─── Extracted material

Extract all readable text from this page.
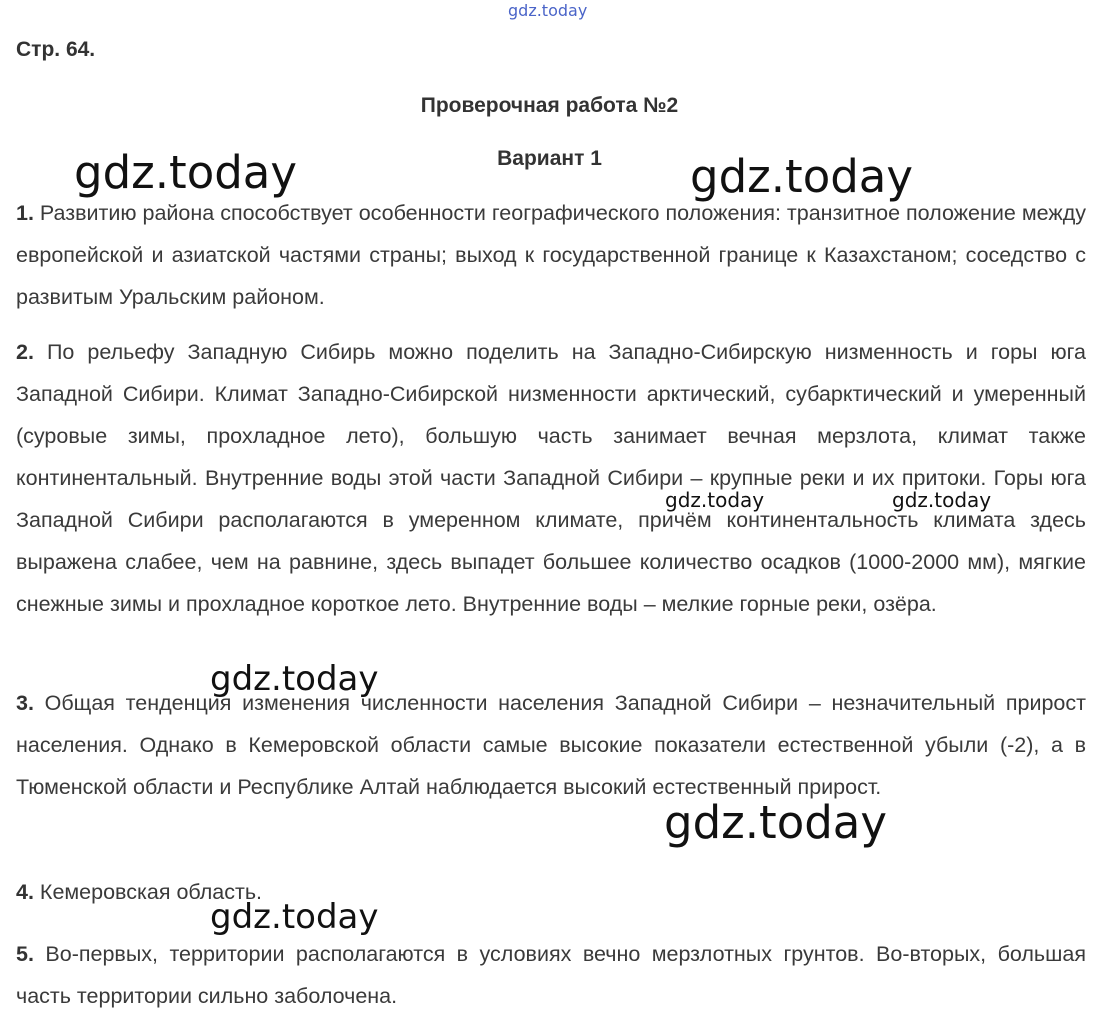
gdz.today
gdz.today	gdz.today
gdz.today	gdz.today
gdz.today
gdz.today
gdz.today
Стр. 64.
Проверочная работа №2
Вариант 1

1. Развитию района способствует особенности географического положения: транзитное положение между европейской и азиатской частями страны; выход к государственной границе к Казахстаном; соседство с развитым Уральским районом.

2. По рельефу Западную Сибирь можно поделить на Западно-Сибирскую низменность и горы юга Западной Сибири. Климат Западно-Сибирской низменности арктический, субарктический и умеренный (суровые зимы, прохладное лето), большую часть занимает вечная мерзлота, климат также континентальный. Внутренние воды этой части Западной Сибири – крупные реки и их притоки. Горы юга Западной Сибири располагаются в умеренном климате, причём континентальность климата здесь выражена слабее, чем на равнине, здесь выпадет большее количество осадков (1000-2000 мм), мягкие снежные зимы и прохладное короткое лето. Внутренние воды – мелкие горные реки, озёра.

3. Общая тенденция изменения численности населения Западной Сибири – незначительный прирост населения. Однако в Кемеровской области самые высокие показатели естественной убыли (-2), а в Тюменской области и Республике Алтай наблюдается высокий естественный прирост.

4. Кемеровская область.

5. Во-первых, территории располагаются в условиях вечно мерзлотных грунтов. Во-вторых, большая часть территории сильно заболочена.
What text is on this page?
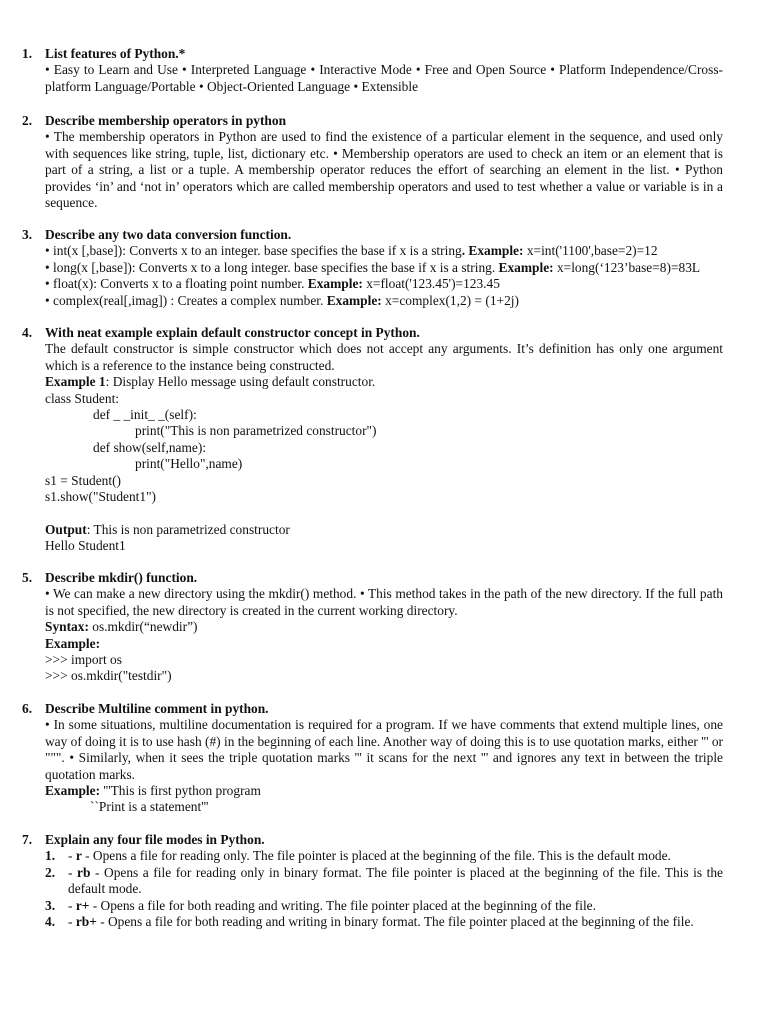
1. List features of Python.*
• Easy to Learn and Use • Interpreted Language • Interactive Mode • Free and Open Source • Platform Independence/Cross-platform Language/Portable • Object-Oriented Language • Extensible
2. Describe membership operators in python
• The membership operators in Python are used to find the existence of a particular element in the sequence, and used only with sequences like string, tuple, list, dictionary etc. • Membership operators are used to check an item or an element that is part of a string, a list or a tuple. A membership operator reduces the effort of searching an element in the list. • Python provides ‘in’ and ‘not in’ operators which are called membership operators and used to test whether a value or variable is in a sequence.
3. Describe any two data conversion function.
• int(x [,base]): Converts x to an integer. base specifies the base if x is a string. Example: x=int('1100',base=2)=12
• long(x [,base]): Converts x to a long integer. base specifies the base if x is a string. Example: x=long(‘123’base=8)=83L
• float(x): Converts x to a floating point number. Example: x=float('123.45')=123.45
• complex(real[,imag]) : Creates a complex number. Example: x=complex(1,2) = (1+2j)
4. With neat example explain default constructor concept in Python.
The default constructor is simple constructor which does not accept any arguments. It’s definition has only one argument which is a reference to the instance being constructed.
Example 1: Display Hello message using default constructor.
class Student:
def _ _init_ _(self):
print("This is non parametrized constructor")
def show(self,name):
print("Hello",name)
s1 = Student()
s1.show("Student1")
Output: This is non parametrized constructor
Hello Student1
5. Describe mkdir() function.
• We can make a new directory using the mkdir() method. • This method takes in the path of the new directory. If the full path is not specified, the new directory is created in the current working directory.
Syntax: os.mkdir(“newdir”)
Example:
>>> import os
>>> os.mkdir("testdir")
6. Describe Multiline comment in python.
• In some situations, multiline documentation is required for a program. If we have comments that extend multiple lines, one way of doing it is to use hash (#) in the beginning of each line. Another way of doing this is to use quotation marks, either ''' or """. • Similarly, when it sees the triple quotation marks ''' it scans for the next ''' and ignores any text in between the triple quotation marks.
Example: '''This is first python program
``Print is a statement'''
7. Explain any four file modes in Python.
1. - r - Opens a file for reading only. The file pointer is placed at the beginning of the file. This is the default mode.
2. - rb - Opens a file for reading only in binary format. The file pointer is placed at the beginning of the file. This is the default mode.
3. - r+ - Opens a file for both reading and writing. The file pointer placed at the beginning of the file.
4. - rb+ - Opens a file for both reading and writing in binary format. The file pointer placed at the beginning of the file.
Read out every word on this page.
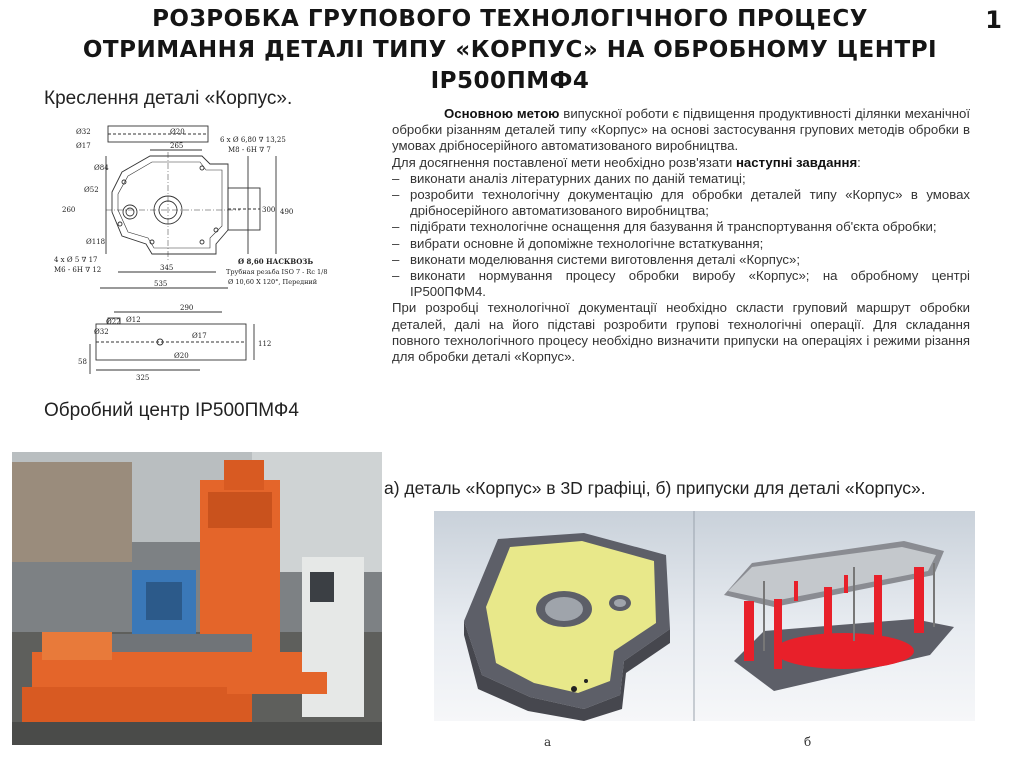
РОЗРОБКА ГРУПОВОГО ТЕХНОЛОГІЧНОГО ПРОЦЕСУ
ОТРИМАННЯ ДЕТАЛІ ТИПУ «КОРПУС» НА ОБРОБНОМУ ЦЕНТРІ
ІР500ПМФ4
1
Креслення деталі «Корпус».
Ø32	Ø20
Ø17
Ø84
265
Ø52
260	300 490
Ø118
345
535
290
Ø12
Ø22
Ø32	Ø17
Ø20
325
112
58
6 x Ø 6,80 ∇ 13,25
M8 - 6H ∇ 7
4 x Ø 5 ∇ 17
M6 - 6H ∇ 12
Ø 8,60 НАСКВОЗЬ
Трубная резьба ISO 7 - Rc 1/8
Ø 10,60 X 120°, Передний

Основною метою випускної роботи є підвищення продуктивності ділянки механічної обробки різанням деталей типу «Корпус» на основі застосування групових методів обробки в умовах дрібносерійного автоматизованого виробництва.

Для досягнення поставленої мети необхідно розв'язати наступні завдання:

– виконати аналіз літературних даних по даній тематиці;
– розробити технологічну документацію для обробки деталей типу «Корпус» в умовах дрібносерійного автоматизованого виробництва;
– підібрати технологічне оснащення для базування й транспортування об'єкта обробки;
– вибрати основне й допоміжне технологічне встаткування;
– виконати моделювання системи виготовлення деталі «Корпус»;
– виконати нормування процесу обробки виробу «Корпус»; на обробному центрі ІР500ПФМ4.

При розробці технологічної документації необхідно скласти груповий маршрут обробки деталей, далі на його підставі розробити групові технологічні операції. Для складання повного технологічного процесу необхідно визначити припуски на операціях і режими різання для обробки деталі «Корпус».

Обробний центр ІР500ПМФ4
а) деталь «Корпус» в 3D графіці, б) припуски для деталі «Корпус».
а	б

──────

→ **Exercise prompt**
Return every line of the preceding records in which the word "автоматизованого" appears.

→ **Task answer**
Основною метою випускної роботи є підвищення продуктивності ділянки механічної обробки різанням деталей типу «Корпус» на основі застосування групових методів обробки в умовах дрібносерійного автоматизованого виробництва.
– розробити технологічну документацію для обробки деталей типу «Корпус» в умовах дрібносерійного автоматизованого виробництва;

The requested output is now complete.